> _Work to complete_
Word for word, restate every line of the listing that follows.

> _Records provided_
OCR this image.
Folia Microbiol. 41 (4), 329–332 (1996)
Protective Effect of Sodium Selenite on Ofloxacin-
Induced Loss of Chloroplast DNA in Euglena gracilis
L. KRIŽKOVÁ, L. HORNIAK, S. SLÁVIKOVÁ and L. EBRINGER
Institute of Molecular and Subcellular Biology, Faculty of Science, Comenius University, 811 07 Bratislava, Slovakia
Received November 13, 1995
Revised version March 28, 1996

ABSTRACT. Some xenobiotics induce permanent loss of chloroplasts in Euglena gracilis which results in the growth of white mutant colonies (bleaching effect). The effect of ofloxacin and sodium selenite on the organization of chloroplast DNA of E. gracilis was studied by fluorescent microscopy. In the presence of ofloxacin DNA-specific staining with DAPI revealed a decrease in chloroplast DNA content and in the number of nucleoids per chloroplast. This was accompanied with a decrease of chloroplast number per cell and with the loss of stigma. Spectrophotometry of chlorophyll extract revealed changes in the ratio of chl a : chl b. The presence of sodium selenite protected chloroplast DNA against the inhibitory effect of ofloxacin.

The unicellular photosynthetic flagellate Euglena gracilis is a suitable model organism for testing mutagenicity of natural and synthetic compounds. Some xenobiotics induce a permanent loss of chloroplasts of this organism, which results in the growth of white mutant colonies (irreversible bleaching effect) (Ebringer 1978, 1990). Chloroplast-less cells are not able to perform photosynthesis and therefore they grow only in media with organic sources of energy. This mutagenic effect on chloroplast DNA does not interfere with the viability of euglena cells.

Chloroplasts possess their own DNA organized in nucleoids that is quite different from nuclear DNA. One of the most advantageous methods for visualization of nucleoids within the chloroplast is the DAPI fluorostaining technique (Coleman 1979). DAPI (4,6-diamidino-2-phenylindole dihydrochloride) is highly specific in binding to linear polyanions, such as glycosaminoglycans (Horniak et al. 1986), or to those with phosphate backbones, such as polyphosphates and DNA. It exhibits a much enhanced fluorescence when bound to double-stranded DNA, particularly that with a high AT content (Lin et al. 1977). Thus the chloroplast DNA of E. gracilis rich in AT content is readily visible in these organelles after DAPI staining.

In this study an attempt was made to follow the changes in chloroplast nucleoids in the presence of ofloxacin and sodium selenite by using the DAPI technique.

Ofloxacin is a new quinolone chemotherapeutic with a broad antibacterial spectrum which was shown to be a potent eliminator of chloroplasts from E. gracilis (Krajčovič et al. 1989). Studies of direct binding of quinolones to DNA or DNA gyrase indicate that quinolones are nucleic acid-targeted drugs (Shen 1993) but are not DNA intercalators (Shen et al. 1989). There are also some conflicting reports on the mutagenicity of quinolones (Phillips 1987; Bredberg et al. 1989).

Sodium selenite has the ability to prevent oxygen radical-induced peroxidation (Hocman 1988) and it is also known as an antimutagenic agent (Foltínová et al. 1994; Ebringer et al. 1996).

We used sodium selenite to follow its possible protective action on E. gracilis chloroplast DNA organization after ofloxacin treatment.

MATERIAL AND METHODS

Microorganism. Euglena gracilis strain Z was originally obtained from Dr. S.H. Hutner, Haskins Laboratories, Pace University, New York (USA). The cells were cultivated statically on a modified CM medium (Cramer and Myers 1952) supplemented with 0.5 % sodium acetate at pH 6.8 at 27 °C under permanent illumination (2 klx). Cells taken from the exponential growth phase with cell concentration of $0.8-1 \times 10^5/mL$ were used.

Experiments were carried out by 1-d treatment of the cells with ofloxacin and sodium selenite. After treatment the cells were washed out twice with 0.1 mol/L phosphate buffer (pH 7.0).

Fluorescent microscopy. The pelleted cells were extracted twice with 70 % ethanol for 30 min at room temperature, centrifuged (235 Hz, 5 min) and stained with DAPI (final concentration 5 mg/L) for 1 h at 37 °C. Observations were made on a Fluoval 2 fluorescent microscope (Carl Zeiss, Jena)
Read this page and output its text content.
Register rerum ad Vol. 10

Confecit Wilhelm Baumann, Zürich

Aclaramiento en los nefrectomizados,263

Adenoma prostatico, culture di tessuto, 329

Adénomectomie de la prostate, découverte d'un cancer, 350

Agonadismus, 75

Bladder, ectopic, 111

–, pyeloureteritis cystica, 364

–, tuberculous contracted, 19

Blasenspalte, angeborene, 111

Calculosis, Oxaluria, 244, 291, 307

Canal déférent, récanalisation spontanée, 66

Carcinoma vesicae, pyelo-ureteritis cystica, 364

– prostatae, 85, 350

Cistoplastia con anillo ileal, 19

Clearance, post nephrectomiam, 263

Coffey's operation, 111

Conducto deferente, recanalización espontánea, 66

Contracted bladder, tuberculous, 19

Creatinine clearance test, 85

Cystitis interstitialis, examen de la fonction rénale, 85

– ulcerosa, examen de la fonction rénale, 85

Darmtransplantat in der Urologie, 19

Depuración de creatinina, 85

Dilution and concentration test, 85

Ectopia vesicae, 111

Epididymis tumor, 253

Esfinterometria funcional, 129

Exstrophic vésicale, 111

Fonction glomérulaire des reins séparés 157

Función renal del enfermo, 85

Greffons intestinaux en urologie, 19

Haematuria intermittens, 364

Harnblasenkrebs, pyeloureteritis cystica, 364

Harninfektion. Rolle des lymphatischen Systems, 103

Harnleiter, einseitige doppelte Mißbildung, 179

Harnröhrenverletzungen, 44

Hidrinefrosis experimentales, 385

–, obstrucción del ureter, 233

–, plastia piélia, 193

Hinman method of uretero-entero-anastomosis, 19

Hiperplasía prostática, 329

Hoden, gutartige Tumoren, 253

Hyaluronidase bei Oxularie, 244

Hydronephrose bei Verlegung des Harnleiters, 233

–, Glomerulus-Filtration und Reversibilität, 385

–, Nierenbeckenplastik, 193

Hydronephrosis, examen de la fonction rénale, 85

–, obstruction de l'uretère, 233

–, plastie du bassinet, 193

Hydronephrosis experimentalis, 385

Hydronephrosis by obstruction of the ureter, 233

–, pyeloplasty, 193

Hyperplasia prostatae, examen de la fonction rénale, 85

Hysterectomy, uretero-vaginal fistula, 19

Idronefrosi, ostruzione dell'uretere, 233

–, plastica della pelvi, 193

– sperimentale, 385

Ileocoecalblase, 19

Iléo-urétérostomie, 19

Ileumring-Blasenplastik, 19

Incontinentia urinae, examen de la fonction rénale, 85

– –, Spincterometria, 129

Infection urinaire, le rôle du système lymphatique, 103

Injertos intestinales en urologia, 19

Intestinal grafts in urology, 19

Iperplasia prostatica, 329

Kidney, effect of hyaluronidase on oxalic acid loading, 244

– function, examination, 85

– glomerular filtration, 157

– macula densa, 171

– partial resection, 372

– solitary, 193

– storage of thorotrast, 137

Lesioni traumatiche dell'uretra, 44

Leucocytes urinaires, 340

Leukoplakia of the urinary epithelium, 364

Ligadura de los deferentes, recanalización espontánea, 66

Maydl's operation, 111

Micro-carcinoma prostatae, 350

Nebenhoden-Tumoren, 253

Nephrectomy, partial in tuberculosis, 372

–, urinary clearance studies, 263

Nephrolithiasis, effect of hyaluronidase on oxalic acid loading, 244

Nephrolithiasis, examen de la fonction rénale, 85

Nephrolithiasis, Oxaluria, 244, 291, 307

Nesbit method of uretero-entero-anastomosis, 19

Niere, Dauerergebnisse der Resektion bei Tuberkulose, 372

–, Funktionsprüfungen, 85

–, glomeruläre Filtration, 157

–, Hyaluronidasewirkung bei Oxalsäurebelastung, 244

> _Output below_
OCR this image.
Folia Microbiol. 41 (4), 329–332 (1996)
Protective Effect of Sodium Selenite on Ofloxacin-
Induced Loss of Chloroplast DNA in Euglena gracilis
L. KRIŽKOVÁ, L. HORNIAK, S. SLÁVIKOVÁ and L. EBRINGER
Institute of Molecular and Subcellular Biology, Faculty of Science, Comenius University, 811 07 Bratislava, Slovakia
Received November 13, 1995
Revised version March 28, 1996

ABSTRACT. Some xenobiotics induce permanent loss of chloroplasts in Euglena gracilis which results in the growth of white mutant colonies (bleaching effect). The effect of ofloxacin and sodium selenite on the organization of chloroplast DNA of E. gracilis was studied by fluorescent microscopy. In the presence of ofloxacin DNA-specific staining with DAPI revealed a decrease in chloroplast DNA content and in the number of nucleoids per chloroplast. This was accompanied with a decrease of chloroplast number per cell and with the loss of stigma. Spectrophotometry of chlorophyll extract revealed changes in the ratio of chl a : chl b. The presence of sodium selenite protected chloroplast DNA against the inhibitory effect of ofloxacin.

The unicellular photosynthetic flagellate Euglena gracilis is a suitable model organism for testing mutagenicity of natural and synthetic compounds. Some xenobiotics induce a permanent loss of chloroplasts of this organism, which results in the growth of white mutant colonies (irreversible bleaching effect) (Ebringer 1978, 1990). Chloroplast-less cells are not able to perform photosynthesis and therefore they grow only in media with organic sources of energy. This mutagenic effect on chloroplast DNA does not interfere with the viability of euglena cells.

Chloroplasts possess their own DNA organized in nucleoids that is quite different from nuclear DNA. One of the most advantageous methods for visualization of nucleoids within the chloroplast is the DAPI fluorostaining technique (Coleman 1979). DAPI (4,6-diamidino-2-phenylindole dihydrochloride) is highly specific in binding to linear polyanions, such as glycosaminoglycans (Horniak et al. 1986), or to those with phosphate backbones, such as polyphosphates and DNA. It exhibits a much enhanced fluorescence when bound to double-stranded DNA, particularly that with a high AT content (Lin et al. 1977). Thus the chloroplast DNA of E. gracilis rich in AT content is readily visible in these organelles after DAPI staining.

In this study an attempt was made to follow the changes in chloroplast nucleoids in the presence of ofloxacin and sodium selenite by using the DAPI technique.

Ofloxacin is a new quinolone chemotherapeutic with a broad antibacterial spectrum which was shown to be a potent eliminator of chloroplasts from E. gracilis (Krajčovič et al. 1989). Studies of direct binding of quinolones to DNA or DNA gyrase indicate that quinolones are nucleic acid-targeted drugs (Shen 1993) but are not DNA intercalators (Shen et al. 1989). There are also some conflicting reports on the mutagenicity of quinolones (Phillips 1987; Bredberg et al. 1989).

Sodium selenite has the ability to prevent oxygen radical-induced peroxidation (Hocman 1988) and it is also known as an antimutagenic agent (Foltínová et al. 1994; Ebringer et al. 1996).

We used sodium selenite to follow its possible protective action on E. gracilis chloroplast DNA organization after ofloxacin treatment.

MATERIAL AND METHODS

Microorganism. Euglena gracilis strain Z was originally obtained from Dr. S.H. Hutner, Haskins Laboratories, Pace University, New York (USA). The cells were cultivated statically on a modified CM medium (Cramer and Myers 1952) supplemented with 0.5 % sodium acetate at pH 6.8 at 27 °C under permanent illumination (2 klx). Cells taken from the exponential growth phase with cell concentration of $0.8-1 \times 10^5/mL$ were used.

Experiments were carried out by 1-d treatment of the cells with ofloxacin and sodium selenite. After treatment the cells were washed out twice with 0.1 mol/L phosphate buffer (pH 7.0).

Fluorescent microscopy. The pelleted cells were extracted twice with 70 % ethanol for 30 min at room temperature, centrifuged (235 Hz, 5 min) and stained with DAPI (final concentration 5 mg/L) for 1 h at 37 °C. Observations were made on a Fluoval 2 fluorescent microscope (Carl Zeiss, Jena)
Read this page and output its text content.
Register rerum ad Vol. 10

Confecit Wilhelm Baumann, Zürich

Aclaramiento en los nefrectomizados,263

Adenoma prostatico, culture di tessuto, 329

Adénomectomie de la prostate, découverte d'un cancer, 350

Agonadismus, 75

Bladder, ectopic, 111

–, pyeloureteritis cystica, 364

–, tuberculous contracted, 19

Blasenspalte, angeborene, 111

Calculosis, Oxaluria, 244, 291, 307

Canal déférent, récanalisation spontanée, 66

Carcinoma vesicae, pyelo-ureteritis cystica, 364

– prostatae, 85, 350

Cistoplastia con anillo ileal, 19

Clearance, post nephrectomiam, 263

Coffey's operation, 111

Conducto deferente, recanalización espontánea, 66

Contracted bladder, tuberculous, 19

Creatinine clearance test, 85

Cystitis interstitialis, examen de la fonction rénale, 85

– ulcerosa, examen de la fonction rénale, 85

Darmtransplantat in der Urologie, 19

Depuración de creatinina, 85

Dilution and concentration test, 85

Ectopia vesicae, 111

Epididymis tumor, 253

Esfinterometria funcional, 129

Exstrophic vésicale, 111

Fonction glomérulaire des reins séparés 157

Función renal del enfermo, 85

Greffons intestinaux en urologie, 19

Haematuria intermittens, 364

Harnblasenkrebs, pyeloureteritis cystica, 364

Harninfektion. Rolle des lymphatischen Systems, 103

Harnleiter, einseitige doppelte Mißbildung, 179

Harnröhrenverletzungen, 44

Hidrinefrosis experimentales, 385

–, obstrucción del ureter, 233

–, plastia piélia, 193

Hinman method of uretero-entero-anastomosis, 19

Hiperplasía prostática, 329

Hoden, gutartige Tumoren, 253

Hyaluronidase bei Oxularie, 244

Hydronephrose bei Verlegung des Harnleiters, 233

–, Glomerulus-Filtration und Reversibilität, 385

–, Nierenbeckenplastik, 193

Hydronephrosis, examen de la fonction rénale, 85

–, obstruction de l'uretère, 233

–, plastie du bassinet, 193

Hydronephrosis experimentalis, 385

Hydronephrosis by obstruction of the ureter, 233

–, pyeloplasty, 193

Hyperplasia prostatae, examen de la fonction rénale, 85

Hysterectomy, uretero-vaginal fistula, 19

Idronefrosi, ostruzione dell'uretere, 233

–, plastica della pelvi, 193

– sperimentale, 385

Ileocoecalblase, 19

Iléo-urétérostomie, 19

Ileumring-Blasenplastik, 19

Incontinentia urinae, examen de la fonction rénale, 85

– –, Spincterometria, 129

Infection urinaire, le rôle du système lymphatique, 103

Injertos intestinales en urologia, 19

Intestinal grafts in urology, 19

Iperplasia prostatica, 329

Kidney, effect of hyaluronidase on oxalic acid loading, 244

– function, examination, 85

– glomerular filtration, 157

– macula densa, 171

– partial resection, 372

– solitary, 193

– storage of thorotrast, 137

Lesioni traumatiche dell'uretra, 44

Leucocytes urinaires, 340

Leukoplakia of the urinary epithelium, 364

Ligadura de los deferentes, recanalización espontánea, 66

Maydl's operation, 111

Micro-carcinoma prostatae, 350

Nebenhoden-Tumoren, 253

Nephrectomy, partial in tuberculosis, 372

–, urinary clearance studies, 263

Nephrolithiasis, effect of hyaluronidase on oxalic acid loading, 244

Nephrolithiasis, examen de la fonction rénale, 85

Nephrolithiasis, Oxaluria, 244, 291, 307

Nesbit method of uretero-entero-anastomosis, 19

Niere, Dauerergebnisse der Resektion bei Tuberkulose, 372

–, Funktionsprüfungen, 85

–, glomeruläre Filtration, 157

–, Hyaluronidasewirkung bei Oxalsäurebelastung, 244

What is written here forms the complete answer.